[Data entries for graphics]

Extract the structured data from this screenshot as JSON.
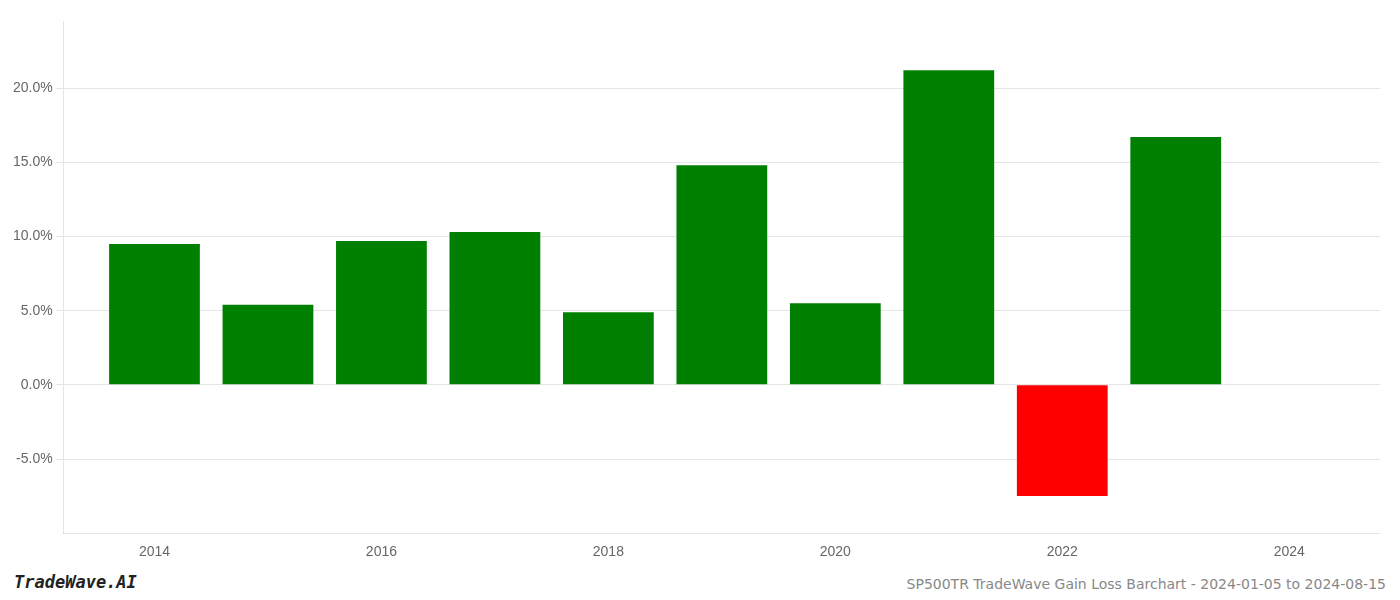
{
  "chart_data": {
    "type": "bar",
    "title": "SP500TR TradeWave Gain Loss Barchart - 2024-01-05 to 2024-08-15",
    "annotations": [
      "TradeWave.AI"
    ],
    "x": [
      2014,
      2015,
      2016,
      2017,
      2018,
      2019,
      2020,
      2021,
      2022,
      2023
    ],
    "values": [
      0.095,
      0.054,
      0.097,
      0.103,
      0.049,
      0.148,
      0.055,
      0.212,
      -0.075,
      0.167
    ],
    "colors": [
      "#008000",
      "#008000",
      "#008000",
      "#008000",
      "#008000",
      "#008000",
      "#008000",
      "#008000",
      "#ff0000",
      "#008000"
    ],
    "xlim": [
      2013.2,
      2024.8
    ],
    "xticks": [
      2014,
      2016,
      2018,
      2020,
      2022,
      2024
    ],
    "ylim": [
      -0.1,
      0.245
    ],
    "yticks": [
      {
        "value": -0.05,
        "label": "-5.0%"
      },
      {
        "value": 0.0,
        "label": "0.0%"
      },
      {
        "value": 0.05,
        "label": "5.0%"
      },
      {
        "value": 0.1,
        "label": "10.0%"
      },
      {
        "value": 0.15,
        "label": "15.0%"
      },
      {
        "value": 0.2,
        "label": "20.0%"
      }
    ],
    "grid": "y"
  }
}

* EXERCISE DETAILS:
Find the word "TradeWave" in the entries, and copy every line it shows up in.

* TASK RESULT:
    "title": "SP500TR TradeWave Gain Loss Barchart - 2024-01-05 to 2024-08-15",
      "TradeWave.AI"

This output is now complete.